_WHAT TO WORK ON_
The records below must be retyped exactly.

Figure record extracts
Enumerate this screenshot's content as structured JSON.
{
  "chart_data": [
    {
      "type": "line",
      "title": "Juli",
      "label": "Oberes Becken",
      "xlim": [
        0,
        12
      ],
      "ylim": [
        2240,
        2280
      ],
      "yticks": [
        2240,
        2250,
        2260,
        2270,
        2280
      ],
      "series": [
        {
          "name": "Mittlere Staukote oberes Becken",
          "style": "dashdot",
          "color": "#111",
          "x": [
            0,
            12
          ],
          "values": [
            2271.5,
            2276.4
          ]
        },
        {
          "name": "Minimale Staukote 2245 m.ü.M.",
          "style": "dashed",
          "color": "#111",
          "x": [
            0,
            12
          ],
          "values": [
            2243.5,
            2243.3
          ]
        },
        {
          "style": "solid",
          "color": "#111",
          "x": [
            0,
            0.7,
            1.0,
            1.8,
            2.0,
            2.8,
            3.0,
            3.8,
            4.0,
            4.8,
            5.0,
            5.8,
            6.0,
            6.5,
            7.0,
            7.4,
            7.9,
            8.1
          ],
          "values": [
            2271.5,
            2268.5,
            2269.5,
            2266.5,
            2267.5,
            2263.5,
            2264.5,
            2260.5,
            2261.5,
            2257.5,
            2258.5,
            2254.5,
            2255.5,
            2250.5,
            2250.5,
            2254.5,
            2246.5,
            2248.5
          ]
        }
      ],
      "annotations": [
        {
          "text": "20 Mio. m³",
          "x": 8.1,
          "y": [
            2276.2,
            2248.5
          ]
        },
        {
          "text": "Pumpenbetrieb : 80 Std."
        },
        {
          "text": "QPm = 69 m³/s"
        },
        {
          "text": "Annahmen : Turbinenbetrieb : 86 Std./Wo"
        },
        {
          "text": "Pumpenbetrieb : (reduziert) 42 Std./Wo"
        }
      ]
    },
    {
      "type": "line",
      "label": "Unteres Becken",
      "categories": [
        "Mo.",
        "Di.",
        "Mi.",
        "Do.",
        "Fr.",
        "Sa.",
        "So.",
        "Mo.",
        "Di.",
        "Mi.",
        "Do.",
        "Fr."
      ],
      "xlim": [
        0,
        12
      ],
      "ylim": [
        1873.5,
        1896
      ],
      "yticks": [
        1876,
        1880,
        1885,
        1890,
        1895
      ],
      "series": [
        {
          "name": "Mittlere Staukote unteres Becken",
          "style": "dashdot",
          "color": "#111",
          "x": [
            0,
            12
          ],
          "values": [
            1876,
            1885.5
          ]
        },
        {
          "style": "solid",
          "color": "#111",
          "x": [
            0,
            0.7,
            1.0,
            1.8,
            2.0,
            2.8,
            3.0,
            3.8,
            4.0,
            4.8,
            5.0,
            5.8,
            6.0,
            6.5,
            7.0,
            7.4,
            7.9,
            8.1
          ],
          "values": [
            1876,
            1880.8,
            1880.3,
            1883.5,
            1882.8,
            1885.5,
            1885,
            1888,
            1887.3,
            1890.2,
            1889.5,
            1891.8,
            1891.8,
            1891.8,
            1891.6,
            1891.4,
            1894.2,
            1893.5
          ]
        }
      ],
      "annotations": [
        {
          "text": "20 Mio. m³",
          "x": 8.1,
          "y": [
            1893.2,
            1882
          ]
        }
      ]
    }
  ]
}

_RESPONSE TO THIS EXERCISE_
Enumerate this screenshot's content as structured JSON.
{
  "chart_data": [
    {
      "type": "line",
      "title": "Juli",
      "label": "Oberes Becken",
      "xlim": [
        0,
        12
      ],
      "ylim": [
        2240,
        2280
      ],
      "yticks": [
        2240,
        2250,
        2260,
        2270,
        2280
      ],
      "series": [
        {
          "name": "Mittlere Staukote oberes Becken",
          "style": "dashdot",
          "color": "#111",
          "x": [
            0,
            12
          ],
          "values": [
            2271.5,
            2276.4
          ]
        },
        {
          "name": "Minimale Staukote 2245 m.ü.M.",
          "style": "dashed",
          "color": "#111",
          "x": [
            0,
            12
          ],
          "values": [
            2243.5,
            2243.3
          ]
        },
        {
          "style": "solid",
          "color": "#111",
          "x": [
            0,
            0.7,
            1.0,
            1.8,
            2.0,
            2.8,
            3.0,
            3.8,
            4.0,
            4.8,
            5.0,
            5.8,
            6.0,
            6.5,
            7.0,
            7.4,
            7.9,
            8.1
          ],
          "values": [
            2271.5,
            2268.5,
            2269.5,
            2266.5,
            2267.5,
            2263.5,
            2264.5,
            2260.5,
            2261.5,
            2257.5,
            2258.5,
            2254.5,
            2255.5,
            2250.5,
            2250.5,
            2254.5,
            2246.5,
            2248.5
          ]
        }
      ],
      "annotations": [
        {
          "text": "20 Mio. m³",
          "x": 8.1,
          "y": [
            2276.2,
            2248.5
          ]
        },
        {
          "text": "Pumpenbetrieb : 80 Std."
        },
        {
          "text": "QPm = 69 m³/s"
        },
        {
          "text": "Annahmen : Turbinenbetrieb : 86 Std./Wo"
        },
        {
          "text": "Pumpenbetrieb : (reduziert) 42 Std./Wo"
        }
      ]
    },
    {
      "type": "line",
      "label": "Unteres Becken",
      "categories": [
        "Mo.",
        "Di.",
        "Mi.",
        "Do.",
        "Fr.",
        "Sa.",
        "So.",
        "Mo.",
        "Di.",
        "Mi.",
        "Do.",
        "Fr."
      ],
      "xlim": [
        0,
        12
      ],
      "ylim": [
        1873.5,
        1896
      ],
      "yticks": [
        1876,
        1880,
        1885,
        1890,
        1895
      ],
      "series": [
        {
          "name": "Mittlere Staukote unteres Becken",
          "style": "dashdot",
          "color": "#111",
          "x": [
            0,
            12
          ],
          "values": [
            1876,
            1885.5
          ]
        },
        {
          "style": "solid",
          "color": "#111",
          "x": [
            0,
            0.7,
            1.0,
            1.8,
            2.0,
            2.8,
            3.0,
            3.8,
            4.0,
            4.8,
            5.0,
            5.8,
            6.0,
            6.5,
            7.0,
            7.4,
            7.9,
            8.1
          ],
          "values": [
            1876,
            1880.8,
            1880.3,
            1883.5,
            1882.8,
            1885.5,
            1885,
            1888,
            1887.3,
            1890.2,
            1889.5,
            1891.8,
            1891.8,
            1891.8,
            1891.6,
            1891.4,
            1894.2,
            1893.5
          ]
        }
      ],
      "annotations": [
        {
          "text": "20 Mio. m³",
          "x": 8.1,
          "y": [
            1893.2,
            1882
          ]
        }
      ]
    }
  ]
}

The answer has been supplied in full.